* Begin Exercise data *

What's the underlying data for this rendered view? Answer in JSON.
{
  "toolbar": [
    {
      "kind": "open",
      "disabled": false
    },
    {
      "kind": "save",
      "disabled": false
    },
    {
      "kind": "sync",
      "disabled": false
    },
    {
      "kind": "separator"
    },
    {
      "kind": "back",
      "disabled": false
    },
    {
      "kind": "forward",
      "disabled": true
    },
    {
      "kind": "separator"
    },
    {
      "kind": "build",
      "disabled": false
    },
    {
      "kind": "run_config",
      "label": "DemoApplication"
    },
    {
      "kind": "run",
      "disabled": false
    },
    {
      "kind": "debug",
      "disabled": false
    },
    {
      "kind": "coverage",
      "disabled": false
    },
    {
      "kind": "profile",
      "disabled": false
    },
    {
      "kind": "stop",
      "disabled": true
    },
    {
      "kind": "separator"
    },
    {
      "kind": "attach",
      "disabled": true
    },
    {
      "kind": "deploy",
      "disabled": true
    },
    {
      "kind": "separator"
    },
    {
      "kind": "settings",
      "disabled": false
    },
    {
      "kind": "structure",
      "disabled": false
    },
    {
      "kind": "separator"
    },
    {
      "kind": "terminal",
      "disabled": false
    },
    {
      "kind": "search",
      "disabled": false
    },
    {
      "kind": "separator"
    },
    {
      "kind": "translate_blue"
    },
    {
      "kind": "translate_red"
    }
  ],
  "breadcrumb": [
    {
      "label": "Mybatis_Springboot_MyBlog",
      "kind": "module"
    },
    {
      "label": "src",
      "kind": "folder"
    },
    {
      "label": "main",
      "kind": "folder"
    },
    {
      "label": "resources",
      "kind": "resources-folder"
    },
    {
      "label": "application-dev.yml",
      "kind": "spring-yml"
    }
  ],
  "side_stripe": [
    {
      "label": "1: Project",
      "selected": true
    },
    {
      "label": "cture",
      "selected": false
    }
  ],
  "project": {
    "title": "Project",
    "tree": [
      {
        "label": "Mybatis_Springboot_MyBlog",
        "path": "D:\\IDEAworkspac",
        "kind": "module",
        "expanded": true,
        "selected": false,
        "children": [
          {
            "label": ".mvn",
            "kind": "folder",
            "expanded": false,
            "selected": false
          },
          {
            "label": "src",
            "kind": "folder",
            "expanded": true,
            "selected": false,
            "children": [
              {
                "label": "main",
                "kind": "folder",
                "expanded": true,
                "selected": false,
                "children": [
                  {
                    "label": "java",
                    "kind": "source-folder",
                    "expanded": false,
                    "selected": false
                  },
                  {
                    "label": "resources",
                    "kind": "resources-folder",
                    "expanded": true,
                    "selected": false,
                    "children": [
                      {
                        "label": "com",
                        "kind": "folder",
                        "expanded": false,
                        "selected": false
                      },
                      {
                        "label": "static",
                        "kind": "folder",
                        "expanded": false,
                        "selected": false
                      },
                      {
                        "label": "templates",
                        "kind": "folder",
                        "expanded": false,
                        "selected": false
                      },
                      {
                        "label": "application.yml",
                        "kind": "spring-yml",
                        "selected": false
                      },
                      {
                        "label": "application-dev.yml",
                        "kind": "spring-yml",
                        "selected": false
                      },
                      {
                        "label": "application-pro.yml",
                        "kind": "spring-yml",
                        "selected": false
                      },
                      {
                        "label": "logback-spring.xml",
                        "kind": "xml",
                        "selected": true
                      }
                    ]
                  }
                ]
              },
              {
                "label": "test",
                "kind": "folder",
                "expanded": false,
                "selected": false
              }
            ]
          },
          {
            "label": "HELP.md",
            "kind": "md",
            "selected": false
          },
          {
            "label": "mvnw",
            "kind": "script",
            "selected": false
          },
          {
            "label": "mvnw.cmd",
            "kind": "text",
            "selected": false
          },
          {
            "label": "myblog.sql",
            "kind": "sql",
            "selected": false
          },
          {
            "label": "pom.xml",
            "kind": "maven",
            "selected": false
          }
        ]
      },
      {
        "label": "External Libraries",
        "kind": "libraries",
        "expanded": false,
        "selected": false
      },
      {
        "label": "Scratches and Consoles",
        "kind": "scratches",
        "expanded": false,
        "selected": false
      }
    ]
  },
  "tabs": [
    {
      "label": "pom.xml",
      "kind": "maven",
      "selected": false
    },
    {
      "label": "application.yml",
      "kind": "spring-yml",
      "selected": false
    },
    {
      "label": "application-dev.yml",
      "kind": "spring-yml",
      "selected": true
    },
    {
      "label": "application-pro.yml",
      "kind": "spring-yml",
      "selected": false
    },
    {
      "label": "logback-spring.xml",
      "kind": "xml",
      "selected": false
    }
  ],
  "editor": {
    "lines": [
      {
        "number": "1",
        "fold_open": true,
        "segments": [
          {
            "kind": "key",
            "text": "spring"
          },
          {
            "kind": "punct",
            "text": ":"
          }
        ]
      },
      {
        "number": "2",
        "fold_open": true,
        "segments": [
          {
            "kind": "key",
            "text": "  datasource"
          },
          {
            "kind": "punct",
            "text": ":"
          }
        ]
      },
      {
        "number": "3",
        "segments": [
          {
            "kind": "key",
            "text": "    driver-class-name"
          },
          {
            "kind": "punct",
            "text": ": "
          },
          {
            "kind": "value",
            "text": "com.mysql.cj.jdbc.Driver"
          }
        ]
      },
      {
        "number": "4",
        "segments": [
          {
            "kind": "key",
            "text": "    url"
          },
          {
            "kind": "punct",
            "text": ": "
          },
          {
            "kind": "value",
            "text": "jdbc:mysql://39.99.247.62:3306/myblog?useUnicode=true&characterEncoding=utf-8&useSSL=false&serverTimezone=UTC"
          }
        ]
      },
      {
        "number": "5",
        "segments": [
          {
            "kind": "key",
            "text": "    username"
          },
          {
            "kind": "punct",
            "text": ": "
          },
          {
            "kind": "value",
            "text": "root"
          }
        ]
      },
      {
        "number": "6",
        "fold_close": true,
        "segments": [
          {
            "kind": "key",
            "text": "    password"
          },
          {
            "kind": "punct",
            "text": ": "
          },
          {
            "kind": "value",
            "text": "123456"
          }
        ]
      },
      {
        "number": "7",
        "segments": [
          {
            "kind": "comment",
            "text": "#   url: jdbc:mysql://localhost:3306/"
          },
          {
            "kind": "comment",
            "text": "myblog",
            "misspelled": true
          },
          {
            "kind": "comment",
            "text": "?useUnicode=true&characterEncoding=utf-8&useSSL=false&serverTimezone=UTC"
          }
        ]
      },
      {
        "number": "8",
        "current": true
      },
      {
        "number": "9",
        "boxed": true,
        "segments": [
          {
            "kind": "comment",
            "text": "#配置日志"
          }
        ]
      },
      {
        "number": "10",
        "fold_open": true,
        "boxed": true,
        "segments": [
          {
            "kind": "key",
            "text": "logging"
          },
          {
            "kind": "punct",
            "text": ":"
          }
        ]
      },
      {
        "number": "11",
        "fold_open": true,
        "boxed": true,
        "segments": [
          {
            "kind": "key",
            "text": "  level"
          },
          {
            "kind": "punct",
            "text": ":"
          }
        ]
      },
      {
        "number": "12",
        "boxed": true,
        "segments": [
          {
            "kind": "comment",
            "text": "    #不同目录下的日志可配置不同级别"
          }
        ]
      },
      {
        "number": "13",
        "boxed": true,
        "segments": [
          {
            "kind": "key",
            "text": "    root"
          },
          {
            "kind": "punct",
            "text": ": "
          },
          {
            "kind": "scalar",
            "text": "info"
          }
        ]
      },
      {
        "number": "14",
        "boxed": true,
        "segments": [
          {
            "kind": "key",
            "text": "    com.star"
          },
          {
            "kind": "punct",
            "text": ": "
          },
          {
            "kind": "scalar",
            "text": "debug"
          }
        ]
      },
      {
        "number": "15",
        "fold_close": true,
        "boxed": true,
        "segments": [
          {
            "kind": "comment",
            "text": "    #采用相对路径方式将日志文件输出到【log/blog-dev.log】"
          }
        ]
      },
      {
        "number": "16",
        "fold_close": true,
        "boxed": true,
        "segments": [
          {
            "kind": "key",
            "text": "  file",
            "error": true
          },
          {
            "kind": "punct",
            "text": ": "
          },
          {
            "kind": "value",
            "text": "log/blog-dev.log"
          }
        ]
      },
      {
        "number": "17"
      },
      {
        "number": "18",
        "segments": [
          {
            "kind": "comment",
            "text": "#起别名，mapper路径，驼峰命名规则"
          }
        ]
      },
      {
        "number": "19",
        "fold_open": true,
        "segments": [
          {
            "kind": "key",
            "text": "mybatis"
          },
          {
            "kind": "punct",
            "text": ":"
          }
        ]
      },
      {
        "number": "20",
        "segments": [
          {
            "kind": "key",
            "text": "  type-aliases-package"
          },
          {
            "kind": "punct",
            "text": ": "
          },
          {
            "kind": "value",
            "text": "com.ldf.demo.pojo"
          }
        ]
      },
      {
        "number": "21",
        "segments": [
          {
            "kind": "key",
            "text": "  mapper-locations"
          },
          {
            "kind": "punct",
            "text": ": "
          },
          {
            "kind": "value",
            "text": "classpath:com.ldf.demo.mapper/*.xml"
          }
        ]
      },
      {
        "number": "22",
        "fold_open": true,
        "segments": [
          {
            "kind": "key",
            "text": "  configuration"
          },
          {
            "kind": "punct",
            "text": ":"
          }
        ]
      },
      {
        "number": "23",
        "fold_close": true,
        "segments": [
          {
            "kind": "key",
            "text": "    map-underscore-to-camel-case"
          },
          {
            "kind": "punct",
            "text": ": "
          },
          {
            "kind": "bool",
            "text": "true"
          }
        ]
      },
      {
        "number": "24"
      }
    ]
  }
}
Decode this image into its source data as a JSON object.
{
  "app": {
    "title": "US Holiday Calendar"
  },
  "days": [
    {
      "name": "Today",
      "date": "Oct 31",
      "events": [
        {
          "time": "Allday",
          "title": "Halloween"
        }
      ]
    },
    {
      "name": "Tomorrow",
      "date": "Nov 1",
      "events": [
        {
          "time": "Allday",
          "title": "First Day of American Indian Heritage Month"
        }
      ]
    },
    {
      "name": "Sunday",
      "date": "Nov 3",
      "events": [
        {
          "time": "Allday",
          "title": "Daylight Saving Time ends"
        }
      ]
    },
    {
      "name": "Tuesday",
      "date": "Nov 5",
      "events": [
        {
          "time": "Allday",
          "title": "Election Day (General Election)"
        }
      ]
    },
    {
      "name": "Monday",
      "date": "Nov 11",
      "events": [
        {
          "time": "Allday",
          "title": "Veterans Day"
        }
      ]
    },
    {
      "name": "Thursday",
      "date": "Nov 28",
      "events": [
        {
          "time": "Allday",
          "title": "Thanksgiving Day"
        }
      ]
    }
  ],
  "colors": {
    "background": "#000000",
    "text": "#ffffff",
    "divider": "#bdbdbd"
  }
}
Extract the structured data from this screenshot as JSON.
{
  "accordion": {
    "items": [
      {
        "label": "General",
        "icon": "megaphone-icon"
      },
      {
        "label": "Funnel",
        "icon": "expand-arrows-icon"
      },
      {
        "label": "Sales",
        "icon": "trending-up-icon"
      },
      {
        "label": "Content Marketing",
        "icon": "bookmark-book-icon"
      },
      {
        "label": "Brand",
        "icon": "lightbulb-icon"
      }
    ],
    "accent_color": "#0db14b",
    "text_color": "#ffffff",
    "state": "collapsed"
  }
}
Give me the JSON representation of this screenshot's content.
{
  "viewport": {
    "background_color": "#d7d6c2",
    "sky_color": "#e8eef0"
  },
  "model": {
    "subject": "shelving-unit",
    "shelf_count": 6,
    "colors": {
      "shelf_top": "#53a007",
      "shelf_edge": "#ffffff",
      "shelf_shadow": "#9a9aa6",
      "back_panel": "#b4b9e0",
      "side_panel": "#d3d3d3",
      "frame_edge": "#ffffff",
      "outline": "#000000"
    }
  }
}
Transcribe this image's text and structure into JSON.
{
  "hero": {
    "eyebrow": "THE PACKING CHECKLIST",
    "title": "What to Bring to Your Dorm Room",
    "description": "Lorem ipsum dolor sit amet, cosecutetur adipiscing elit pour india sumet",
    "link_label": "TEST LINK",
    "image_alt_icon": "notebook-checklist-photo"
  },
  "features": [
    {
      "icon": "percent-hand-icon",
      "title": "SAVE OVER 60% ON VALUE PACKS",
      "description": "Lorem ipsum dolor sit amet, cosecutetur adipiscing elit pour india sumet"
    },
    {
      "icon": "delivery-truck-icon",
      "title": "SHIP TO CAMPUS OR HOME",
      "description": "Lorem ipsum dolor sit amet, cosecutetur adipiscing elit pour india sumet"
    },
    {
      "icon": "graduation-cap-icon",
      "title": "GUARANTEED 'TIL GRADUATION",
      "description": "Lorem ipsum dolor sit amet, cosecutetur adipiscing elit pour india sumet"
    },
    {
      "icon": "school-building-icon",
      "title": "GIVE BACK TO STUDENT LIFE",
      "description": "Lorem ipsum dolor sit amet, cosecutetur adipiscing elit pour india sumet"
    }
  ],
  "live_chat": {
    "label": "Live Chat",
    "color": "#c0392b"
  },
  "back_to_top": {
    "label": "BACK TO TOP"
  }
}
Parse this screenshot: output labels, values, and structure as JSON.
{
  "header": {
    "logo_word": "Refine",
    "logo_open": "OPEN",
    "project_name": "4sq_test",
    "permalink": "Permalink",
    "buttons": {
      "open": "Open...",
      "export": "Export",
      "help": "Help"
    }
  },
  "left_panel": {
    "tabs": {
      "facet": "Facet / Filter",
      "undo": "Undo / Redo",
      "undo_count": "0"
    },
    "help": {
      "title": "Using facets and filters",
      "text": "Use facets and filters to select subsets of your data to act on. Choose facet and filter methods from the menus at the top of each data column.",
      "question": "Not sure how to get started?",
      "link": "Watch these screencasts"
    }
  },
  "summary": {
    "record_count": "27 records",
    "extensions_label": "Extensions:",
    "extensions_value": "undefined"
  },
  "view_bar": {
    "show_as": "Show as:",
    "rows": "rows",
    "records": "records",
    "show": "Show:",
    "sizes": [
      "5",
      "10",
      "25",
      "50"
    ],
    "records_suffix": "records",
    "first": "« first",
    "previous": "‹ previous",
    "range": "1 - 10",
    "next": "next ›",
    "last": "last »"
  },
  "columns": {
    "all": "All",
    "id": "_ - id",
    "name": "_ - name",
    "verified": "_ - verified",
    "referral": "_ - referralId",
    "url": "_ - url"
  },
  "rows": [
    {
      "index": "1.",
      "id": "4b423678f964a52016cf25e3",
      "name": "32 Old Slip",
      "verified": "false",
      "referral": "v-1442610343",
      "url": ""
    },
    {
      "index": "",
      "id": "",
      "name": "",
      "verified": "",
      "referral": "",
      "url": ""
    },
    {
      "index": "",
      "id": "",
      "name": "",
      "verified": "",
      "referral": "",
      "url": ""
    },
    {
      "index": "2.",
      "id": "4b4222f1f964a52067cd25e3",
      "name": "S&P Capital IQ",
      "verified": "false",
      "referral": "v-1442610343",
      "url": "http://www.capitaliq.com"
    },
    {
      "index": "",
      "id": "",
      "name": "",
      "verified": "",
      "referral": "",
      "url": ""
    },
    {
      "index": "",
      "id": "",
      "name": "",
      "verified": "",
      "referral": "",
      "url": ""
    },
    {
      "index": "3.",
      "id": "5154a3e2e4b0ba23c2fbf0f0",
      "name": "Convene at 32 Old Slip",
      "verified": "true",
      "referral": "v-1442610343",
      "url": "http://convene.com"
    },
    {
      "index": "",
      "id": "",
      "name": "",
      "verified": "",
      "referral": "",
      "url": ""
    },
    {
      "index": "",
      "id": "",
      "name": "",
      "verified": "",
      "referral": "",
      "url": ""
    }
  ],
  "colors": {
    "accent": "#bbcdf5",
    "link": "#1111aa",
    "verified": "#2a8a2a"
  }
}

* End Exercise data *

Problem statement =
Which lines include the word "ffffff"? Copy every one of them.

Result of the exercise =
    "text": "#ffffff",
    "text_color": "#ffffff",
      "shelf_edge": "#ffffff",
      "frame_edge": "#ffffff",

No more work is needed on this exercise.